• Dataset records:
::::::::::

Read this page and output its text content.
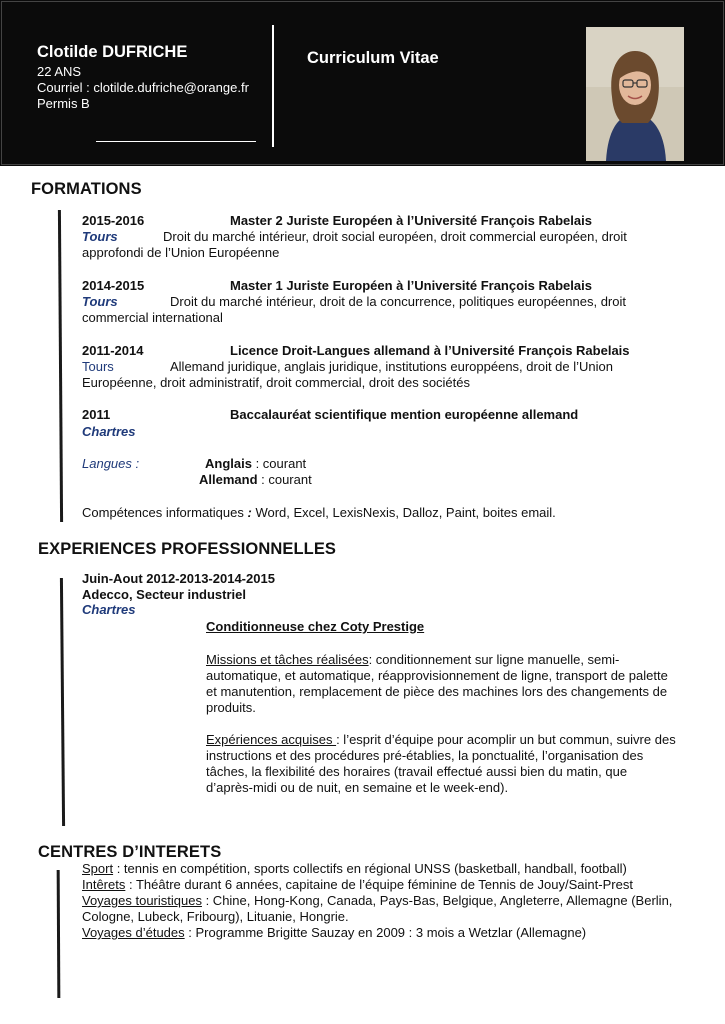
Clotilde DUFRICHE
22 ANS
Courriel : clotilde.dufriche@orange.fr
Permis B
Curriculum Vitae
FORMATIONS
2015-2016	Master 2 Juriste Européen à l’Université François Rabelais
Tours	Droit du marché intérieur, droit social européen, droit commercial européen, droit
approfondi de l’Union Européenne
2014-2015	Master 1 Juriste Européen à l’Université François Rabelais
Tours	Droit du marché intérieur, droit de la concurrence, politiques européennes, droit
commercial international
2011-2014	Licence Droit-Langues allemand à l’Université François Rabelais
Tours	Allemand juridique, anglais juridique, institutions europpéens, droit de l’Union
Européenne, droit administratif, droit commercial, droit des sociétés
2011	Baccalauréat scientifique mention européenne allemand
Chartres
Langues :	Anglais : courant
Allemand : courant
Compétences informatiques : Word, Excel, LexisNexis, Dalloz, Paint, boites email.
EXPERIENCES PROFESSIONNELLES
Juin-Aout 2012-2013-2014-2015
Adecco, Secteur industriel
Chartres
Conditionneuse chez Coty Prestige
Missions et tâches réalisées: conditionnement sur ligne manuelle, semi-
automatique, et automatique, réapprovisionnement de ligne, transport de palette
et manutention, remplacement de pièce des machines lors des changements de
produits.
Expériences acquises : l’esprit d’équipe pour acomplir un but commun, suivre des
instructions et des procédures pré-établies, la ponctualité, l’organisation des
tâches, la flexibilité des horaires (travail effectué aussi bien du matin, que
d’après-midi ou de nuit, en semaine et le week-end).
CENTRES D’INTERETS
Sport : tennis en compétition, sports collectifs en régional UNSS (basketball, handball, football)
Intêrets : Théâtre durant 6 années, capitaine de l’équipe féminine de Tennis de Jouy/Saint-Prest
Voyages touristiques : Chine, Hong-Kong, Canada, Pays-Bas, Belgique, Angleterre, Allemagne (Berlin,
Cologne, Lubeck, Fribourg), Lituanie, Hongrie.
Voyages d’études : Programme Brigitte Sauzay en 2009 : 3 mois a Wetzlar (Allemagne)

::::::::::

• Task description: Repeat the material above verbatim. Leave the pictures behind.

• Result:
Read this page and output its text content.
Clotilde DUFRICHE
22 ANS
Courriel : clotilde.dufriche@orange.fr
Permis B
Curriculum Vitae
FORMATIONS
2015-2016	Master 2 Juriste Européen à l’Université François Rabelais
Tours	Droit du marché intérieur, droit social européen, droit commercial européen, droit
approfondi de l’Union Européenne
2014-2015	Master 1 Juriste Européen à l’Université François Rabelais
Tours	Droit du marché intérieur, droit de la concurrence, politiques européennes, droit
commercial international
2011-2014	Licence Droit-Langues allemand à l’Université François Rabelais
Tours	Allemand juridique, anglais juridique, institutions europpéens, droit de l’Union
Européenne, droit administratif, droit commercial, droit des sociétés
2011	Baccalauréat scientifique mention européenne allemand
Chartres
Langues :	Anglais : courant
Allemand : courant
Compétences informatiques : Word, Excel, LexisNexis, Dalloz, Paint, boites email.
EXPERIENCES PROFESSIONNELLES
Juin-Aout 2012-2013-2014-2015
Adecco, Secteur industriel
Chartres
Conditionneuse chez Coty Prestige
Missions et tâches réalisées: conditionnement sur ligne manuelle, semi-
automatique, et automatique, réapprovisionnement de ligne, transport de palette
et manutention, remplacement de pièce des machines lors des changements de
produits.
Expériences acquises : l’esprit d’équipe pour acomplir un but commun, suivre des
instructions et des procédures pré-établies, la ponctualité, l’organisation des
tâches, la flexibilité des horaires (travail effectué aussi bien du matin, que
d’après-midi ou de nuit, en semaine et le week-end).
CENTRES D’INTERETS
Sport : tennis en compétition, sports collectifs en régional UNSS (basketball, handball, football)
Intêrets : Théâtre durant 6 années, capitaine de l’équipe féminine de Tennis de Jouy/Saint-Prest
Voyages touristiques : Chine, Hong-Kong, Canada, Pays-Bas, Belgique, Angleterre, Allemagne (Berlin,
Cologne, Lubeck, Fribourg), Lituanie, Hongrie.
Voyages d’études : Programme Brigitte Sauzay en 2009 : 3 mois a Wetzlar (Allemagne)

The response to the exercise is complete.